Begin Material shown

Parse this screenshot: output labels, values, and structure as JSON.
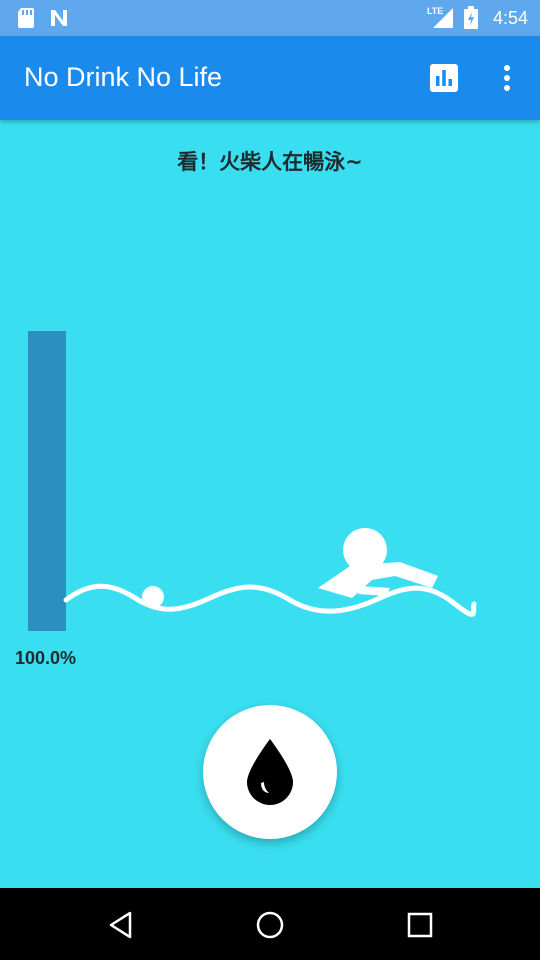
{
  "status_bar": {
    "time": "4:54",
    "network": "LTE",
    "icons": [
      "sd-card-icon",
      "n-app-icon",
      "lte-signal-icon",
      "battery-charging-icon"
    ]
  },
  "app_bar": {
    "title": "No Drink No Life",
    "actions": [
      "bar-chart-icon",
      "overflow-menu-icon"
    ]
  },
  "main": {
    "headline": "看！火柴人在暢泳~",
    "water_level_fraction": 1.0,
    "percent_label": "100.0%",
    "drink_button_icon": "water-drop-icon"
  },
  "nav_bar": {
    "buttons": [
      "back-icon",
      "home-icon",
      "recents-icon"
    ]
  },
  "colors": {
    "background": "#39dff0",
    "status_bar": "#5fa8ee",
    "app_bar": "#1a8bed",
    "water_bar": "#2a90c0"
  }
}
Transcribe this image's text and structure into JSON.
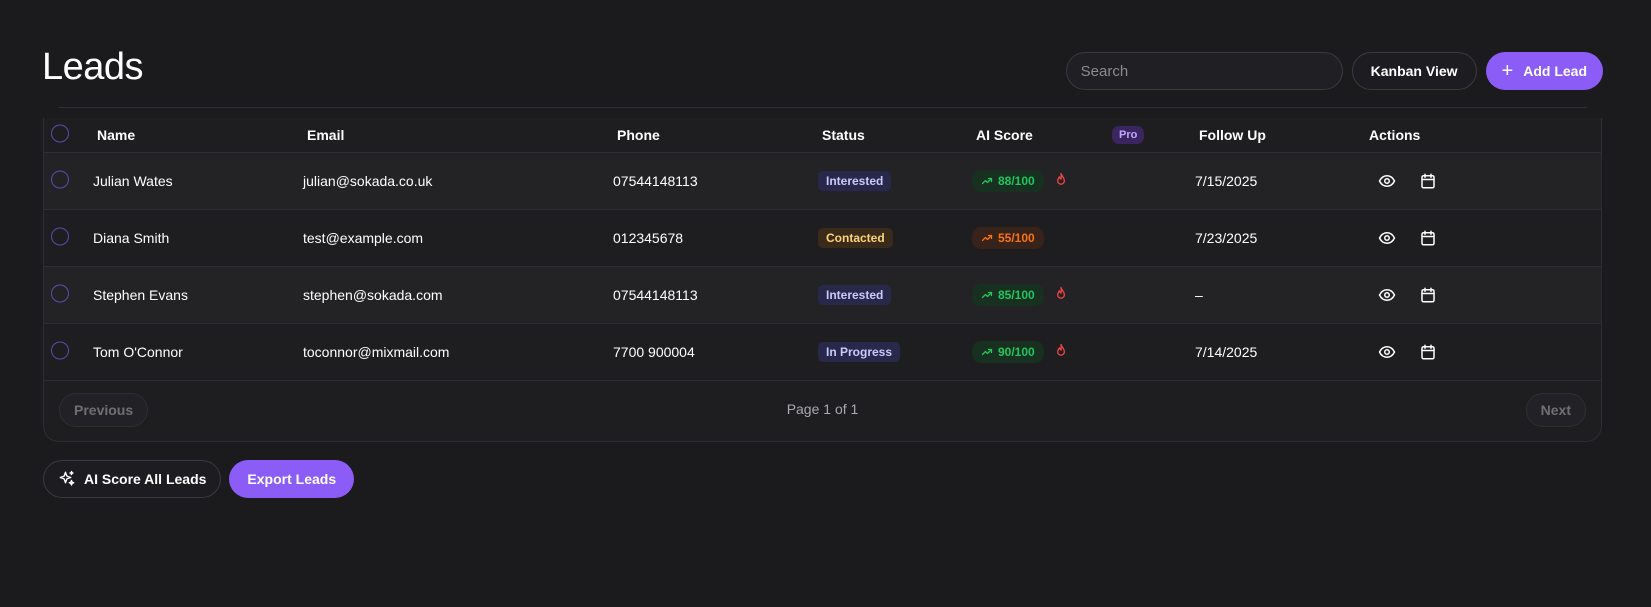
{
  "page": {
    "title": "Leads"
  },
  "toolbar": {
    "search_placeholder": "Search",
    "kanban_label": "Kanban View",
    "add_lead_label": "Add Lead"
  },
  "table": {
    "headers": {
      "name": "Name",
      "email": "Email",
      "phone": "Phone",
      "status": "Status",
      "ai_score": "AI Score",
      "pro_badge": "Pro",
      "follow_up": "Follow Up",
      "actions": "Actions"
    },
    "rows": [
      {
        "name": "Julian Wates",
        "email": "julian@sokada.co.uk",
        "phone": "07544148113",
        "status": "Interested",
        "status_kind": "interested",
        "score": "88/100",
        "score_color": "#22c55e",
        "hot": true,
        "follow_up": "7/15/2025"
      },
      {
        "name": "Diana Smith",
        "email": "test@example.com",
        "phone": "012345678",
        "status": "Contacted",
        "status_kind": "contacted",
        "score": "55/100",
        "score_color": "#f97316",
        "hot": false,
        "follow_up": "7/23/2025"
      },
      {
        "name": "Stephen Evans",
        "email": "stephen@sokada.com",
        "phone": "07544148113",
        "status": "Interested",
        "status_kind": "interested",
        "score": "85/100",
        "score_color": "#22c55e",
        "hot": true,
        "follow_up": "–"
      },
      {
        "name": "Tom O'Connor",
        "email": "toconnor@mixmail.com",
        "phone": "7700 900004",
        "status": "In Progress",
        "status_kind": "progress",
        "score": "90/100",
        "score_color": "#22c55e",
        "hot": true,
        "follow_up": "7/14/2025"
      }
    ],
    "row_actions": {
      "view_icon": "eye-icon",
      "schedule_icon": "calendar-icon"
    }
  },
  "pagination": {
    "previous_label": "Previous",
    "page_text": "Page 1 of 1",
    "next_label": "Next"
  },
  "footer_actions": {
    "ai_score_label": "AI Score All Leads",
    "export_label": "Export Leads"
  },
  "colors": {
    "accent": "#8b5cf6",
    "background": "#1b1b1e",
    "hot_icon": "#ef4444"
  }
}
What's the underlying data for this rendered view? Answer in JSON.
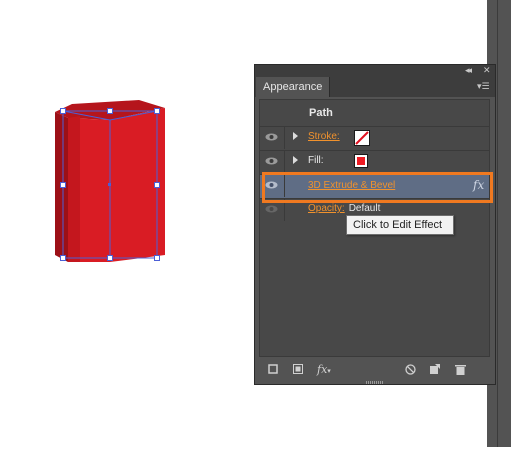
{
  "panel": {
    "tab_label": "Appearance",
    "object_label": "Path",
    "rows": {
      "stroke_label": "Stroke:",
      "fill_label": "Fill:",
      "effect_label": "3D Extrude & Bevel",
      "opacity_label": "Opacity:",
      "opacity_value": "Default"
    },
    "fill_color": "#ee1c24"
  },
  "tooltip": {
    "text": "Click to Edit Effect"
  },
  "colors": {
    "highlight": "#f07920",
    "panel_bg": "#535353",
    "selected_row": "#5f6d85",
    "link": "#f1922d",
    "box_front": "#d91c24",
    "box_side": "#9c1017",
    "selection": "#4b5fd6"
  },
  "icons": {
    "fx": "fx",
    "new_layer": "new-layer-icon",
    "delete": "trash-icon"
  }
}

End Material shown

→ What to produce
A faithful copy of the records above is needed, with the pictures left out.

→ Solution for this exercise
Parse this screenshot: output labels, values, and structure as JSON.
{
  "status_bar": {
    "time": "4:54",
    "network": "LTE",
    "icons": [
      "sd-card-icon",
      "n-app-icon",
      "lte-signal-icon",
      "battery-charging-icon"
    ]
  },
  "app_bar": {
    "title": "No Drink No Life",
    "actions": [
      "bar-chart-icon",
      "overflow-menu-icon"
    ]
  },
  "main": {
    "headline": "看！火柴人在暢泳~",
    "water_level_fraction": 1.0,
    "percent_label": "100.0%",
    "drink_button_icon": "water-drop-icon"
  },
  "nav_bar": {
    "buttons": [
      "back-icon",
      "home-icon",
      "recents-icon"
    ]
  },
  "colors": {
    "background": "#39dff0",
    "status_bar": "#5fa8ee",
    "app_bar": "#1a8bed",
    "water_bar": "#2a90c0"
  }
}
Transcribe this image's text and structure into JSON.
{
  "page": {
    "title": "Leads"
  },
  "toolbar": {
    "search_placeholder": "Search",
    "kanban_label": "Kanban View",
    "add_lead_label": "Add Lead"
  },
  "table": {
    "headers": {
      "name": "Name",
      "email": "Email",
      "phone": "Phone",
      "status": "Status",
      "ai_score": "AI Score",
      "pro_badge": "Pro",
      "follow_up": "Follow Up",
      "actions": "Actions"
    },
    "rows": [
      {
        "name": "Julian Wates",
        "email": "julian@sokada.co.uk",
        "phone": "07544148113",
        "status": "Interested",
        "status_kind": "interested",
        "score": "88/100",
        "score_color": "#22c55e",
        "hot": true,
        "follow_up": "7/15/2025"
      },
      {
        "name": "Diana Smith",
        "email": "test@example.com",
        "phone": "012345678",
        "status": "Contacted",
        "status_kind": "contacted",
        "score": "55/100",
        "score_color": "#f97316",
        "hot": false,
        "follow_up": "7/23/2025"
      },
      {
        "name": "Stephen Evans",
        "email": "stephen@sokada.com",
        "phone": "07544148113",
        "status": "Interested",
        "status_kind": "interested",
        "score": "85/100",
        "score_color": "#22c55e",
        "hot": true,
        "follow_up": "–"
      },
      {
        "name": "Tom O'Connor",
        "email": "toconnor@mixmail.com",
        "phone": "7700 900004",
        "status": "In Progress",
        "status_kind": "progress",
        "score": "90/100",
        "score_color": "#22c55e",
        "hot": true,
        "follow_up": "7/14/2025"
      }
    ],
    "row_actions": {
      "view_icon": "eye-icon",
      "schedule_icon": "calendar-icon"
    }
  },
  "pagination": {
    "previous_label": "Previous",
    "page_text": "Page 1 of 1",
    "next_label": "Next"
  },
  "footer_actions": {
    "ai_score_label": "AI Score All Leads",
    "export_label": "Export Leads"
  },
  "colors": {
    "accent": "#8b5cf6",
    "background": "#1b1b1e",
    "hot_icon": "#ef4444"
  }
}
What's the underlying data for this rendered view? Answer in JSON.
{
  "panel": {
    "tab_label": "Appearance",
    "object_label": "Path",
    "rows": {
      "stroke_label": "Stroke:",
      "fill_label": "Fill:",
      "effect_label": "3D Extrude & Bevel",
      "opacity_label": "Opacity:",
      "opacity_value": "Default"
    },
    "fill_color": "#ee1c24"
  },
  "tooltip": {
    "text": "Click to Edit Effect"
  },
  "colors": {
    "highlight": "#f07920",
    "panel_bg": "#535353",
    "selected_row": "#5f6d85",
    "link": "#f1922d",
    "box_front": "#d91c24",
    "box_side": "#9c1017",
    "selection": "#4b5fd6"
  },
  "icons": {
    "fx": "fx",
    "new_layer": "new-layer-icon",
    "delete": "trash-icon"
  }
}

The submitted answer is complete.